State how many lines of the entries below contain the string "नयनम", treating case as significant, and give only the number.

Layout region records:
============================================================
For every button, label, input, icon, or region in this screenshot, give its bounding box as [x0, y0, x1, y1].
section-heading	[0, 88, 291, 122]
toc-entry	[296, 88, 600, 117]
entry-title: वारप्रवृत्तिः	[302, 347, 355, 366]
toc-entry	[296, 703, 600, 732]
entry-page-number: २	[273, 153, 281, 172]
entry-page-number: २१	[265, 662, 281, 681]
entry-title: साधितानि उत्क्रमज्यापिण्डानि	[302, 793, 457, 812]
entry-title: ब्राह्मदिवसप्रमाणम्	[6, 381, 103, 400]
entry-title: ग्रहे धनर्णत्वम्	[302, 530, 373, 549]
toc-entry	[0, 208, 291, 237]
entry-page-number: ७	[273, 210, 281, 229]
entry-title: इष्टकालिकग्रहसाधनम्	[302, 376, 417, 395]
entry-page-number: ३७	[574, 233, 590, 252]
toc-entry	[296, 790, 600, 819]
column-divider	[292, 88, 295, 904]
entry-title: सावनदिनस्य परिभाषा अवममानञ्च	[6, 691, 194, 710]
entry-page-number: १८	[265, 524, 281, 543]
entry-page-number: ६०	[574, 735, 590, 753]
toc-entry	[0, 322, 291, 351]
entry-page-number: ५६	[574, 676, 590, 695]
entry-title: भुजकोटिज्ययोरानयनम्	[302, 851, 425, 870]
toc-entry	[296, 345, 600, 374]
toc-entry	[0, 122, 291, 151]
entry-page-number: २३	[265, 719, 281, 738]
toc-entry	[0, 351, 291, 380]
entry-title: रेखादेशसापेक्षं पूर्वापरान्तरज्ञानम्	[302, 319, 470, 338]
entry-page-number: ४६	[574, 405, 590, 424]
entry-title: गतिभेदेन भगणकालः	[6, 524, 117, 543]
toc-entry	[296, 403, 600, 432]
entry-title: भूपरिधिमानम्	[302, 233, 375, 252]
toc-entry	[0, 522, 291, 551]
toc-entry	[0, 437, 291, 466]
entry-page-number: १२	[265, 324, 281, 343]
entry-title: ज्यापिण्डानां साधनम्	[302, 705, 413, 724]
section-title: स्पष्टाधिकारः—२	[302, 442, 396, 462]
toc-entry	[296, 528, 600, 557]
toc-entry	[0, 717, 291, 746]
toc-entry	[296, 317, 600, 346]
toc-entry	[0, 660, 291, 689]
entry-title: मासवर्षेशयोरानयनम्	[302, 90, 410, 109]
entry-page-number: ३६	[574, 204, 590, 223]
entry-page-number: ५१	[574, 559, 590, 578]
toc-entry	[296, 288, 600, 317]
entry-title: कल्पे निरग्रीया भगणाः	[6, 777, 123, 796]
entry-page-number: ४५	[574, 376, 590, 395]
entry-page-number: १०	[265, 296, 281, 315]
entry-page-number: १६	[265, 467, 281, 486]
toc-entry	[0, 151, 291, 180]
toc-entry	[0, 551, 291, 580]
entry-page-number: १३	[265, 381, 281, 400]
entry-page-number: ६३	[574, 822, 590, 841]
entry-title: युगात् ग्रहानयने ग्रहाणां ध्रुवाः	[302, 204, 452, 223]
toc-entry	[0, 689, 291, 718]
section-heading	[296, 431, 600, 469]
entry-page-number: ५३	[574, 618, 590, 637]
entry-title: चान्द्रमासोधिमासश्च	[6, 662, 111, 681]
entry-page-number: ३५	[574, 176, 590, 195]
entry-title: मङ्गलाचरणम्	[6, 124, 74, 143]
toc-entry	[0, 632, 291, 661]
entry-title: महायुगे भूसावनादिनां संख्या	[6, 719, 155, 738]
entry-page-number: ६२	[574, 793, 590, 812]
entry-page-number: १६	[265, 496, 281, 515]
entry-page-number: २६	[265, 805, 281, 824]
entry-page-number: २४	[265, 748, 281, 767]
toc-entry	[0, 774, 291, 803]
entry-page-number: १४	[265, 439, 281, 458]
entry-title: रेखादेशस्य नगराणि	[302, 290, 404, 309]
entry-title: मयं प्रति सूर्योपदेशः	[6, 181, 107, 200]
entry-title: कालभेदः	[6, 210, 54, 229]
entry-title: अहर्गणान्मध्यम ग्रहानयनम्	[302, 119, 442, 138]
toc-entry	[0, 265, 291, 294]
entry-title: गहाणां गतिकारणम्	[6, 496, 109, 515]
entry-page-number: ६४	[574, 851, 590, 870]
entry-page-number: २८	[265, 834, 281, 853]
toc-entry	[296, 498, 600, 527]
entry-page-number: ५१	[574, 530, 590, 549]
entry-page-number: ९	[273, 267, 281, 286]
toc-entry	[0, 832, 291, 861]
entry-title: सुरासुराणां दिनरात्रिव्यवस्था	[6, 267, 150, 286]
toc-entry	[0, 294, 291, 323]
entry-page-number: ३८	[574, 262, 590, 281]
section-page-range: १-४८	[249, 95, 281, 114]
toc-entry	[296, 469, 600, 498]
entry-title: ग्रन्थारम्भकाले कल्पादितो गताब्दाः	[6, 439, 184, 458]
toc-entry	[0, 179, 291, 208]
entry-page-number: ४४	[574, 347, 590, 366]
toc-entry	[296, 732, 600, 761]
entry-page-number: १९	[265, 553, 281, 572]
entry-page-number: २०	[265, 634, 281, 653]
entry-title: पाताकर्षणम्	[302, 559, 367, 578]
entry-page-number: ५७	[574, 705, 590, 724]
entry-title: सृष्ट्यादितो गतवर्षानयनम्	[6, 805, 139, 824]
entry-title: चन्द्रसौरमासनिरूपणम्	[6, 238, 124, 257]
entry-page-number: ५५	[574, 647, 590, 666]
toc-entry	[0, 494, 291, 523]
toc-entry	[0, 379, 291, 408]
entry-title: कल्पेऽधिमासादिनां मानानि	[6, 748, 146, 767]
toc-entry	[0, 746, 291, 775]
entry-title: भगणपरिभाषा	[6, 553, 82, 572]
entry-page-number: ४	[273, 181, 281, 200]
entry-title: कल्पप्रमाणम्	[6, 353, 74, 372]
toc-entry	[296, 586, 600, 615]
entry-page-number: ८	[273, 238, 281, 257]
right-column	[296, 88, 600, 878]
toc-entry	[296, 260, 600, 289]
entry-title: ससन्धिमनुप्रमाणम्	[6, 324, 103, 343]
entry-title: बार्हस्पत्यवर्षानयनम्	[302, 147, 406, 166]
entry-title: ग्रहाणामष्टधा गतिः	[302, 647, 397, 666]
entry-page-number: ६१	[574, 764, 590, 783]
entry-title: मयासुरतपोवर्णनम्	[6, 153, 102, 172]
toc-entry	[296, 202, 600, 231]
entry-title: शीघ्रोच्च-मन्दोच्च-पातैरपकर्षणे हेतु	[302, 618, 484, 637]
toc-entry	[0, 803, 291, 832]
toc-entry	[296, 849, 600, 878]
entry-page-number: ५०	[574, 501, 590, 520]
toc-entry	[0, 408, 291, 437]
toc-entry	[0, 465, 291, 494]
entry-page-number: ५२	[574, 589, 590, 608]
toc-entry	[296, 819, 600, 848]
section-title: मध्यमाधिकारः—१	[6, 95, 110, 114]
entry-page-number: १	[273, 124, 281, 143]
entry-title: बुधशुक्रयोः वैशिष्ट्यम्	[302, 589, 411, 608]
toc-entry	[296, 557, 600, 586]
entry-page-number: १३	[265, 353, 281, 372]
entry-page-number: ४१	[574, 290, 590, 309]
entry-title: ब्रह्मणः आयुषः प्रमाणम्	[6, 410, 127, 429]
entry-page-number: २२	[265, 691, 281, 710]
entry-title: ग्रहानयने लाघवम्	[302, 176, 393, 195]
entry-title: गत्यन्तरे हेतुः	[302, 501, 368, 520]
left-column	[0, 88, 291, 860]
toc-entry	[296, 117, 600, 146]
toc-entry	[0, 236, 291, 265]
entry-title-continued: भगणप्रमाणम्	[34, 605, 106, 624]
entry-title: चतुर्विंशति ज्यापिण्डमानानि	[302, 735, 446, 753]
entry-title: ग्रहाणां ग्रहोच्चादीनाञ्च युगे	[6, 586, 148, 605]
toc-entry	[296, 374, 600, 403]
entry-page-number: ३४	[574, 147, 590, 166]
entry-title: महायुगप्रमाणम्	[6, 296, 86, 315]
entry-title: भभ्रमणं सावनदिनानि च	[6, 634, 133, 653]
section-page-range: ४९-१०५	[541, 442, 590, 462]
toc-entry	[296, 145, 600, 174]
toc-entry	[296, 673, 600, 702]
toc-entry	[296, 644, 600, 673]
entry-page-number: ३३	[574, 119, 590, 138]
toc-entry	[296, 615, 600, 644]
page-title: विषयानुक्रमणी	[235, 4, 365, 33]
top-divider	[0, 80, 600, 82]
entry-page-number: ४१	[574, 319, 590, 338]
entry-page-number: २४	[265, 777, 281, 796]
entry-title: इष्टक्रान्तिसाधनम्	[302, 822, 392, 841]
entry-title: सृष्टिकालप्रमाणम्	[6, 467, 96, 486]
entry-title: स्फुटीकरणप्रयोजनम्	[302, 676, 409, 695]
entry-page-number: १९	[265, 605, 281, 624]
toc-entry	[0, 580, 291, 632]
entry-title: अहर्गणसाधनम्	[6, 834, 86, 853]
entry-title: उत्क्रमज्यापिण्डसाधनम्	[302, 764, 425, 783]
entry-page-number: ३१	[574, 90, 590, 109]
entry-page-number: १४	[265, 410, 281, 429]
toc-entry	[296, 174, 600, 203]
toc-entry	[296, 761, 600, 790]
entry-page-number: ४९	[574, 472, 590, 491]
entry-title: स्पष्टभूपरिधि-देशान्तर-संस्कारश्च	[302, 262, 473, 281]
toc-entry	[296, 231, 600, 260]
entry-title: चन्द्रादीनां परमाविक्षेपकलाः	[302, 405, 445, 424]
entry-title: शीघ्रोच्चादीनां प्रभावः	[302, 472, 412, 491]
============================================================
FINAL ANSWER: 5